§ TASK OBJECTIVE
Transcribe every entry word for word, but skip the images.
● ● ● ● ●
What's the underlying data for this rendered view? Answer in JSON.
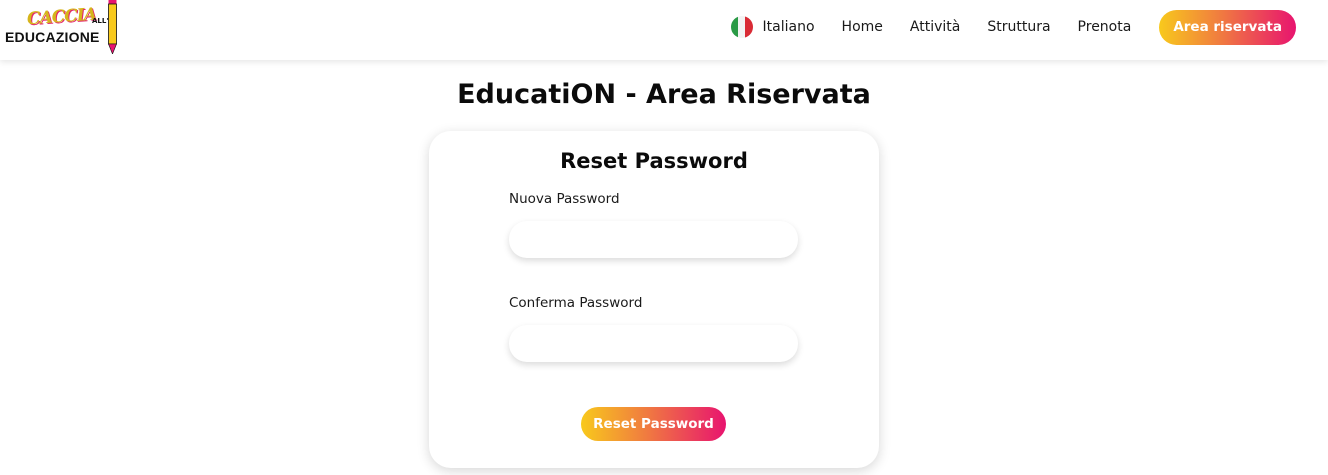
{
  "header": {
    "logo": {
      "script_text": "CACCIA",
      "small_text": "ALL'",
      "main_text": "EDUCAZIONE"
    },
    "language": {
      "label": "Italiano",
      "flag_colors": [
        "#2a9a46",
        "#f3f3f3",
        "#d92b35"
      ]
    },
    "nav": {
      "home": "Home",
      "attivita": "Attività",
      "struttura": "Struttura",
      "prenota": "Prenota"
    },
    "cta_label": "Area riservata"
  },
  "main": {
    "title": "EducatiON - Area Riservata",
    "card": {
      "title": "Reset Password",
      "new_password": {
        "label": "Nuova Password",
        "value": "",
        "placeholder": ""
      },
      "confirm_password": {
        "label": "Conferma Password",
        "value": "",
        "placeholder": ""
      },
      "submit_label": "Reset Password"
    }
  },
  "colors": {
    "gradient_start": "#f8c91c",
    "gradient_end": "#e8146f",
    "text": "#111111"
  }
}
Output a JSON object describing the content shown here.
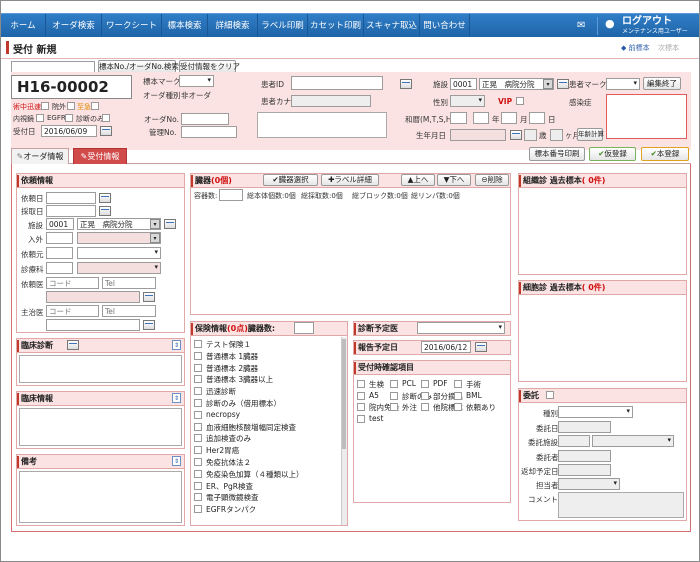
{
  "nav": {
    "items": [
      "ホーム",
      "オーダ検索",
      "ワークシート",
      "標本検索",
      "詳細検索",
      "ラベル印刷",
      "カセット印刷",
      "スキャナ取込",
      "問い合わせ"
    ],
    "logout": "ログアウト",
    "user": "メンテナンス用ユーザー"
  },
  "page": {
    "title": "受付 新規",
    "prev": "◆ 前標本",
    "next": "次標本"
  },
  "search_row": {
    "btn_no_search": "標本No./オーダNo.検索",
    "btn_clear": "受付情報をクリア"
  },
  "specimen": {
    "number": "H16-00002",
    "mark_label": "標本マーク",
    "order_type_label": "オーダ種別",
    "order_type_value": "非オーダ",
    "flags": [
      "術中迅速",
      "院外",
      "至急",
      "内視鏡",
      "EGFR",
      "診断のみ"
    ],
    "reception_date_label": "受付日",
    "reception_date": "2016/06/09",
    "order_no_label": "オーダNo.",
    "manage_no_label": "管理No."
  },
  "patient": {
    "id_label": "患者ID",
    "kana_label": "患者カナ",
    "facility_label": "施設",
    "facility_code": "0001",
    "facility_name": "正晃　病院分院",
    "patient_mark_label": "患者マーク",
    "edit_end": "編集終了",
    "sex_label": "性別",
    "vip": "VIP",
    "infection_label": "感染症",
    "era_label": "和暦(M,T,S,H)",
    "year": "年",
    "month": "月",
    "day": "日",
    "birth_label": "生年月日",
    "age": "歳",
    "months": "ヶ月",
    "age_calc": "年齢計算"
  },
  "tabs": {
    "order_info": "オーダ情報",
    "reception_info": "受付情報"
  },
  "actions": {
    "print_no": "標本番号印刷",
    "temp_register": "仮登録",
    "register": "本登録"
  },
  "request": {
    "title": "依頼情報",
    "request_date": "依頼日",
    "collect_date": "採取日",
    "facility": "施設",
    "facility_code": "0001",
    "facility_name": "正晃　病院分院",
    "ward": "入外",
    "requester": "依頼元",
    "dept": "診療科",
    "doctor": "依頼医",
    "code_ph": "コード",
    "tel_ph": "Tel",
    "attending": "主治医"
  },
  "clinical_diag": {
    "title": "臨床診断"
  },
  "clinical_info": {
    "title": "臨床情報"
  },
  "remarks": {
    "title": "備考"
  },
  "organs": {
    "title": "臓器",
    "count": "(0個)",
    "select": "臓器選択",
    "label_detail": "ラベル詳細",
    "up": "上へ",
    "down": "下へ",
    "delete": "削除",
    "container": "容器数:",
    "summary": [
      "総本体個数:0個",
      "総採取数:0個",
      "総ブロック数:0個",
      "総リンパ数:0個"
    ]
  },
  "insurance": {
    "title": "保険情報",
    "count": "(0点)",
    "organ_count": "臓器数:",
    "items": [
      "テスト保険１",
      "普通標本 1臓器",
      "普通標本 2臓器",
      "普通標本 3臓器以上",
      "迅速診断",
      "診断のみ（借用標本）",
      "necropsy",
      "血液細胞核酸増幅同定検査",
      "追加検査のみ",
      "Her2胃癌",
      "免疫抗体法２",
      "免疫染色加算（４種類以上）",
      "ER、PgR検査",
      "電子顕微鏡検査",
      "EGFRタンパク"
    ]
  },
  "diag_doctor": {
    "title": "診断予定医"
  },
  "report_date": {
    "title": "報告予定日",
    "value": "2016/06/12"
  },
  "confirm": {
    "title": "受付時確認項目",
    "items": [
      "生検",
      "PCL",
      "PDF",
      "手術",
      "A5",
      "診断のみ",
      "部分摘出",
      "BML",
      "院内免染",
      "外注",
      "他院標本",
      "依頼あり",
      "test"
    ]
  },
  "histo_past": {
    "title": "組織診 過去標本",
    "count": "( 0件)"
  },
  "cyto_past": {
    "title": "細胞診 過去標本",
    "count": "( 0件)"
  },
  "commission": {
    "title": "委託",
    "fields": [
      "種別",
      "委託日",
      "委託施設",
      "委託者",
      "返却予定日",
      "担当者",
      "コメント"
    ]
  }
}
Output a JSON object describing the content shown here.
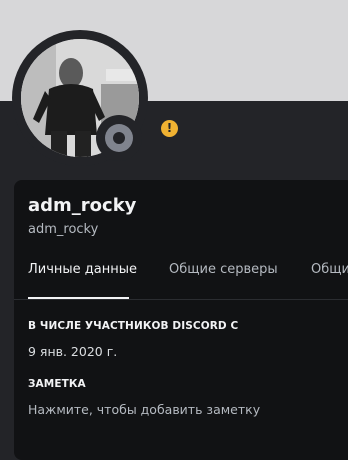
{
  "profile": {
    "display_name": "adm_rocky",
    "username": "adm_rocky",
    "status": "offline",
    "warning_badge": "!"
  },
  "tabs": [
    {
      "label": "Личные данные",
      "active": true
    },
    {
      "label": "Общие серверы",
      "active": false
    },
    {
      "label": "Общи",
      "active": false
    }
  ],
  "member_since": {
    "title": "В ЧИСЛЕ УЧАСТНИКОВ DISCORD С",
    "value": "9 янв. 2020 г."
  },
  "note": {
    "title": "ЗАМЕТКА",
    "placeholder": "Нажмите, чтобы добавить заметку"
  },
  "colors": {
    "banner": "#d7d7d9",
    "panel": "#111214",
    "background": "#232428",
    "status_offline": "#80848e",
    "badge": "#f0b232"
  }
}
● ● ● ● ●
§ FULL OUTPUT
What's the underlying data for this rendered view? Answer in JSON.
{
  "header": {
    "logo": {
      "script_text": "CACCIA",
      "small_text": "ALL'",
      "main_text": "EDUCAZIONE"
    },
    "language": {
      "label": "Italiano",
      "flag_colors": [
        "#2a9a46",
        "#f3f3f3",
        "#d92b35"
      ]
    },
    "nav": {
      "home": "Home",
      "attivita": "Attività",
      "struttura": "Struttura",
      "prenota": "Prenota"
    },
    "cta_label": "Area riservata"
  },
  "main": {
    "title": "EducatiON - Area Riservata",
    "card": {
      "title": "Reset Password",
      "new_password": {
        "label": "Nuova Password",
        "value": "",
        "placeholder": ""
      },
      "confirm_password": {
        "label": "Conferma Password",
        "value": "",
        "placeholder": ""
      },
      "submit_label": "Reset Password"
    }
  },
  "colors": {
    "gradient_start": "#f8c91c",
    "gradient_end": "#e8146f",
    "text": "#111111"
  }
}
Output a JSON object describing the content shown here.
{
  "nav": {
    "items": [
      "ホーム",
      "オーダ検索",
      "ワークシート",
      "標本検索",
      "詳細検索",
      "ラベル印刷",
      "カセット印刷",
      "スキャナ取込",
      "問い合わせ"
    ],
    "logout": "ログアウト",
    "user": "メンテナンス用ユーザー"
  },
  "page": {
    "title": "受付 新規",
    "prev": "◆ 前標本",
    "next": "次標本"
  },
  "search_row": {
    "btn_no_search": "標本No./オーダNo.検索",
    "btn_clear": "受付情報をクリア"
  },
  "specimen": {
    "number": "H16-00002",
    "mark_label": "標本マーク",
    "order_type_label": "オーダ種別",
    "order_type_value": "非オーダ",
    "flags": [
      "術中迅速",
      "院外",
      "至急",
      "内視鏡",
      "EGFR",
      "診断のみ"
    ],
    "reception_date_label": "受付日",
    "reception_date": "2016/06/09",
    "order_no_label": "オーダNo.",
    "manage_no_label": "管理No."
  },
  "patient": {
    "id_label": "患者ID",
    "kana_label": "患者カナ",
    "facility_label": "施設",
    "facility_code": "0001",
    "facility_name": "正晃　病院分院",
    "patient_mark_label": "患者マーク",
    "edit_end": "編集終了",
    "sex_label": "性別",
    "vip": "VIP",
    "infection_label": "感染症",
    "era_label": "和暦(M,T,S,H)",
    "year": "年",
    "month": "月",
    "day": "日",
    "birth_label": "生年月日",
    "age": "歳",
    "months": "ヶ月",
    "age_calc": "年齢計算"
  },
  "tabs": {
    "order_info": "オーダ情報",
    "reception_info": "受付情報"
  },
  "actions": {
    "print_no": "標本番号印刷",
    "temp_register": "仮登録",
    "register": "本登録"
  },
  "request": {
    "title": "依頼情報",
    "request_date": "依頼日",
    "collect_date": "採取日",
    "facility": "施設",
    "facility_code": "0001",
    "facility_name": "正晃　病院分院",
    "ward": "入外",
    "requester": "依頼元",
    "dept": "診療科",
    "doctor": "依頼医",
    "code_ph": "コード",
    "tel_ph": "Tel",
    "attending": "主治医"
  },
  "clinical_diag": {
    "title": "臨床診断"
  },
  "clinical_info": {
    "title": "臨床情報"
  },
  "remarks": {
    "title": "備考"
  },
  "organs": {
    "title": "臓器",
    "count": "(0個)",
    "select": "臓器選択",
    "label_detail": "ラベル詳細",
    "up": "上へ",
    "down": "下へ",
    "delete": "削除",
    "container": "容器数:",
    "summary": [
      "総本体個数:0個",
      "総採取数:0個",
      "総ブロック数:0個",
      "総リンパ数:0個"
    ]
  },
  "insurance": {
    "title": "保険情報",
    "count": "(0点)",
    "organ_count": "臓器数:",
    "items": [
      "テスト保険１",
      "普通標本 1臓器",
      "普通標本 2臓器",
      "普通標本 3臓器以上",
      "迅速診断",
      "診断のみ（借用標本）",
      "necropsy",
      "血液細胞核酸増幅同定検査",
      "追加検査のみ",
      "Her2胃癌",
      "免疫抗体法２",
      "免疫染色加算（４種類以上）",
      "ER、PgR検査",
      "電子顕微鏡検査",
      "EGFRタンパク"
    ]
  },
  "diag_doctor": {
    "title": "診断予定医"
  },
  "report_date": {
    "title": "報告予定日",
    "value": "2016/06/12"
  },
  "confirm": {
    "title": "受付時確認項目",
    "items": [
      "生検",
      "PCL",
      "PDF",
      "手術",
      "A5",
      "診断のみ",
      "部分摘出",
      "BML",
      "院内免染",
      "外注",
      "他院標本",
      "依頼あり",
      "test"
    ]
  },
  "histo_past": {
    "title": "組織診 過去標本",
    "count": "( 0件)"
  },
  "cyto_past": {
    "title": "細胞診 過去標本",
    "count": "( 0件)"
  },
  "commission": {
    "title": "委託",
    "fields": [
      "種別",
      "委託日",
      "委託施設",
      "委託者",
      "返却予定日",
      "担当者",
      "コメント"
    ]
  }
}
Output a JSON object describing the content shown here.
{
  "profile": {
    "display_name": "adm_rocky",
    "username": "adm_rocky",
    "status": "offline",
    "warning_badge": "!"
  },
  "tabs": [
    {
      "label": "Личные данные",
      "active": true
    },
    {
      "label": "Общие серверы",
      "active": false
    },
    {
      "label": "Общи",
      "active": false
    }
  ],
  "member_since": {
    "title": "В ЧИСЛЕ УЧАСТНИКОВ DISCORD С",
    "value": "9 янв. 2020 г."
  },
  "note": {
    "title": "ЗАМЕТКА",
    "placeholder": "Нажмите, чтобы добавить заметку"
  },
  "colors": {
    "banner": "#d7d7d9",
    "panel": "#111214",
    "background": "#232428",
    "status_offline": "#80848e",
    "badge": "#f0b232"
  }
}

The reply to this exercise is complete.